What you will do:
Will you give the material below again, every line exactly as it is?

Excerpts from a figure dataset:
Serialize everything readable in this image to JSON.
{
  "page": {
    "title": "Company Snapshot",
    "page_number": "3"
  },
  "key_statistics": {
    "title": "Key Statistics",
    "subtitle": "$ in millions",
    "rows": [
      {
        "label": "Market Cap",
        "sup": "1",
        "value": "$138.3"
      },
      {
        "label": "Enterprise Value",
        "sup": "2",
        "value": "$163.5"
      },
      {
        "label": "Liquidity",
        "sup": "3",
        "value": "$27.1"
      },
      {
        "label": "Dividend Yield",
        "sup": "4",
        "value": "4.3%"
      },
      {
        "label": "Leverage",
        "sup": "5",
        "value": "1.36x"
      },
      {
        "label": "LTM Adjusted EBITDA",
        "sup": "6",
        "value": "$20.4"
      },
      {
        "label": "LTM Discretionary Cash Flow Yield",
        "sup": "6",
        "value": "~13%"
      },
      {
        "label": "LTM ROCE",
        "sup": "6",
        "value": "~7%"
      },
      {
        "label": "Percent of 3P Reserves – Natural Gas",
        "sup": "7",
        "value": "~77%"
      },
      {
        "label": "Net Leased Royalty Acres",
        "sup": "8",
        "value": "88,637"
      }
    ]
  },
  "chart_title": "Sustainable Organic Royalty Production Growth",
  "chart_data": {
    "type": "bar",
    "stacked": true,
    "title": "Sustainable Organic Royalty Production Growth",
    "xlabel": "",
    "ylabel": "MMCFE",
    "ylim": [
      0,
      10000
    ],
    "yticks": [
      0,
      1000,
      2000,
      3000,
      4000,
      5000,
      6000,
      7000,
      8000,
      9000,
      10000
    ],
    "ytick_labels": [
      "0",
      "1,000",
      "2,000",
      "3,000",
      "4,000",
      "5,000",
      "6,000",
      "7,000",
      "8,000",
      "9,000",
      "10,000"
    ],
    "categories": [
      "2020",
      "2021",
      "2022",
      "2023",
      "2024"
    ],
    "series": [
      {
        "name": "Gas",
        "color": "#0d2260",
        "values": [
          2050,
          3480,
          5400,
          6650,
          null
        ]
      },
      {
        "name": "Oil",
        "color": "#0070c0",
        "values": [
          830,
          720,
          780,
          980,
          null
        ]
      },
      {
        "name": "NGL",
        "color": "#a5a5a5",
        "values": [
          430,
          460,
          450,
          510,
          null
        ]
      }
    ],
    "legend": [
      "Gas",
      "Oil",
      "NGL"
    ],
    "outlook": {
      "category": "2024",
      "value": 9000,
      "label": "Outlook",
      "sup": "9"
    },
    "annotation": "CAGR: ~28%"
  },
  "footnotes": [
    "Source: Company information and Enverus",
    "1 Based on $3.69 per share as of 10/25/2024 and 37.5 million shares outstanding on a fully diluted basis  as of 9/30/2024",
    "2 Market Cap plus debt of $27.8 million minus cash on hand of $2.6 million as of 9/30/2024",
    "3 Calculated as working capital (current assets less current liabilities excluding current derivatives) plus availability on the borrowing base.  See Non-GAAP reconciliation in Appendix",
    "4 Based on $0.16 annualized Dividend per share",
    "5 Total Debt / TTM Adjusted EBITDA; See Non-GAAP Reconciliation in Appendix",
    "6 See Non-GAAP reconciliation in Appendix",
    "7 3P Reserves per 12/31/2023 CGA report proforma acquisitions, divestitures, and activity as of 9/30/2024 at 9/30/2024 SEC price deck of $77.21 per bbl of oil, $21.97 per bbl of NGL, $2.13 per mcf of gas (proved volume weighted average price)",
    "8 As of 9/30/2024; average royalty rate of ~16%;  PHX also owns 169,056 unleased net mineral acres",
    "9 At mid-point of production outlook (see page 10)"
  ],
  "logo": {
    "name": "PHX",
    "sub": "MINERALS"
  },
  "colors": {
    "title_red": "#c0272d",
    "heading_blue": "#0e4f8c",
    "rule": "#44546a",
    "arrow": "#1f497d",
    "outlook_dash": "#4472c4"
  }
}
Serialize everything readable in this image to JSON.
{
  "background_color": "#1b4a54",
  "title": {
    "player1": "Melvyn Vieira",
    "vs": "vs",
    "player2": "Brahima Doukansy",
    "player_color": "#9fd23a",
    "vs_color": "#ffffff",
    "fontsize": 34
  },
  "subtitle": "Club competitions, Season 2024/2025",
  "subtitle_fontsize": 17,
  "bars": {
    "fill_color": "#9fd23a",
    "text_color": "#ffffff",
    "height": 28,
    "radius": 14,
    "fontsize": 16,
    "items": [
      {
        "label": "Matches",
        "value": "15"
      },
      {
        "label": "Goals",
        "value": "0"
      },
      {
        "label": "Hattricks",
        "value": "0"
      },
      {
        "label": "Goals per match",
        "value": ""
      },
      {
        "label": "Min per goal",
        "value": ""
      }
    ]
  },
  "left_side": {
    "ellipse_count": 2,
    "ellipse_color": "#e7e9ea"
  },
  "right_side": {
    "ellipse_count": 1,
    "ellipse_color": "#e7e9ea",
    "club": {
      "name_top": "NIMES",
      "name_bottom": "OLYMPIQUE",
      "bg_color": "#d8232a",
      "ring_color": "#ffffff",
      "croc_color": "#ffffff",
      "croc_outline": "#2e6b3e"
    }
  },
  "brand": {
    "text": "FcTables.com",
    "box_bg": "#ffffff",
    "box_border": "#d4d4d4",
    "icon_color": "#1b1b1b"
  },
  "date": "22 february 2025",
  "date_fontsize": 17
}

The completed task:
Serialize everything readable in this image to JSON.
{
  "page": {
    "title": "Company Snapshot",
    "page_number": "3"
  },
  "key_statistics": {
    "title": "Key Statistics",
    "subtitle": "$ in millions",
    "rows": [
      {
        "label": "Market Cap",
        "sup": "1",
        "value": "$138.3"
      },
      {
        "label": "Enterprise Value",
        "sup": "2",
        "value": "$163.5"
      },
      {
        "label": "Liquidity",
        "sup": "3",
        "value": "$27.1"
      },
      {
        "label": "Dividend Yield",
        "sup": "4",
        "value": "4.3%"
      },
      {
        "label": "Leverage",
        "sup": "5",
        "value": "1.36x"
      },
      {
        "label": "LTM Adjusted EBITDA",
        "sup": "6",
        "value": "$20.4"
      },
      {
        "label": "LTM Discretionary Cash Flow Yield",
        "sup": "6",
        "value": "~13%"
      },
      {
        "label": "LTM ROCE",
        "sup": "6",
        "value": "~7%"
      },
      {
        "label": "Percent of 3P Reserves – Natural Gas",
        "sup": "7",
        "value": "~77%"
      },
      {
        "label": "Net Leased Royalty Acres",
        "sup": "8",
        "value": "88,637"
      }
    ]
  },
  "chart_title": "Sustainable Organic Royalty Production Growth",
  "chart_data": {
    "type": "bar",
    "stacked": true,
    "title": "Sustainable Organic Royalty Production Growth",
    "xlabel": "",
    "ylabel": "MMCFE",
    "ylim": [
      0,
      10000
    ],
    "yticks": [
      0,
      1000,
      2000,
      3000,
      4000,
      5000,
      6000,
      7000,
      8000,
      9000,
      10000
    ],
    "ytick_labels": [
      "0",
      "1,000",
      "2,000",
      "3,000",
      "4,000",
      "5,000",
      "6,000",
      "7,000",
      "8,000",
      "9,000",
      "10,000"
    ],
    "categories": [
      "2020",
      "2021",
      "2022",
      "2023",
      "2024"
    ],
    "series": [
      {
        "name": "Gas",
        "color": "#0d2260",
        "values": [
          2050,
          3480,
          5400,
          6650,
          null
        ]
      },
      {
        "name": "Oil",
        "color": "#0070c0",
        "values": [
          830,
          720,
          780,
          980,
          null
        ]
      },
      {
        "name": "NGL",
        "color": "#a5a5a5",
        "values": [
          430,
          460,
          450,
          510,
          null
        ]
      }
    ],
    "legend": [
      "Gas",
      "Oil",
      "NGL"
    ],
    "outlook": {
      "category": "2024",
      "value": 9000,
      "label": "Outlook",
      "sup": "9"
    },
    "annotation": "CAGR: ~28%"
  },
  "footnotes": [
    "Source: Company information and Enverus",
    "1 Based on $3.69 per share as of 10/25/2024 and 37.5 million shares outstanding on a fully diluted basis  as of 9/30/2024",
    "2 Market Cap plus debt of $27.8 million minus cash on hand of $2.6 million as of 9/30/2024",
    "3 Calculated as working capital (current assets less current liabilities excluding current derivatives) plus availability on the borrowing base.  See Non-GAAP reconciliation in Appendix",
    "4 Based on $0.16 annualized Dividend per share",
    "5 Total Debt / TTM Adjusted EBITDA; See Non-GAAP Reconciliation in Appendix",
    "6 See Non-GAAP reconciliation in Appendix",
    "7 3P Reserves per 12/31/2023 CGA report proforma acquisitions, divestitures, and activity as of 9/30/2024 at 9/30/2024 SEC price deck of $77.21 per bbl of oil, $21.97 per bbl of NGL, $2.13 per mcf of gas (proved volume weighted average price)",
    "8 As of 9/30/2024; average royalty rate of ~16%;  PHX also owns 169,056 unleased net mineral acres",
    "9 At mid-point of production outlook (see page 10)"
  ],
  "logo": {
    "name": "PHX",
    "sub": "MINERALS"
  },
  "colors": {
    "title_red": "#c0272d",
    "heading_blue": "#0e4f8c",
    "rule": "#44546a",
    "arrow": "#1f497d",
    "outlook_dash": "#4472c4"
  }
}
Serialize everything readable in this image to JSON.
{
  "background_color": "#1b4a54",
  "title": {
    "player1": "Melvyn Vieira",
    "vs": "vs",
    "player2": "Brahima Doukansy",
    "player_color": "#9fd23a",
    "vs_color": "#ffffff",
    "fontsize": 34
  },
  "subtitle": "Club competitions, Season 2024/2025",
  "subtitle_fontsize": 17,
  "bars": {
    "fill_color": "#9fd23a",
    "text_color": "#ffffff",
    "height": 28,
    "radius": 14,
    "fontsize": 16,
    "items": [
      {
        "label": "Matches",
        "value": "15"
      },
      {
        "label": "Goals",
        "value": "0"
      },
      {
        "label": "Hattricks",
        "value": "0"
      },
      {
        "label": "Goals per match",
        "value": ""
      },
      {
        "label": "Min per goal",
        "value": ""
      }
    ]
  },
  "left_side": {
    "ellipse_count": 2,
    "ellipse_color": "#e7e9ea"
  },
  "right_side": {
    "ellipse_count": 1,
    "ellipse_color": "#e7e9ea",
    "club": {
      "name_top": "NIMES",
      "name_bottom": "OLYMPIQUE",
      "bg_color": "#d8232a",
      "ring_color": "#ffffff",
      "croc_color": "#ffffff",
      "croc_outline": "#2e6b3e"
    }
  },
  "brand": {
    "text": "FcTables.com",
    "box_bg": "#ffffff",
    "box_border": "#d4d4d4",
    "icon_color": "#1b1b1b"
  },
  "date": "22 february 2025",
  "date_fontsize": 17
}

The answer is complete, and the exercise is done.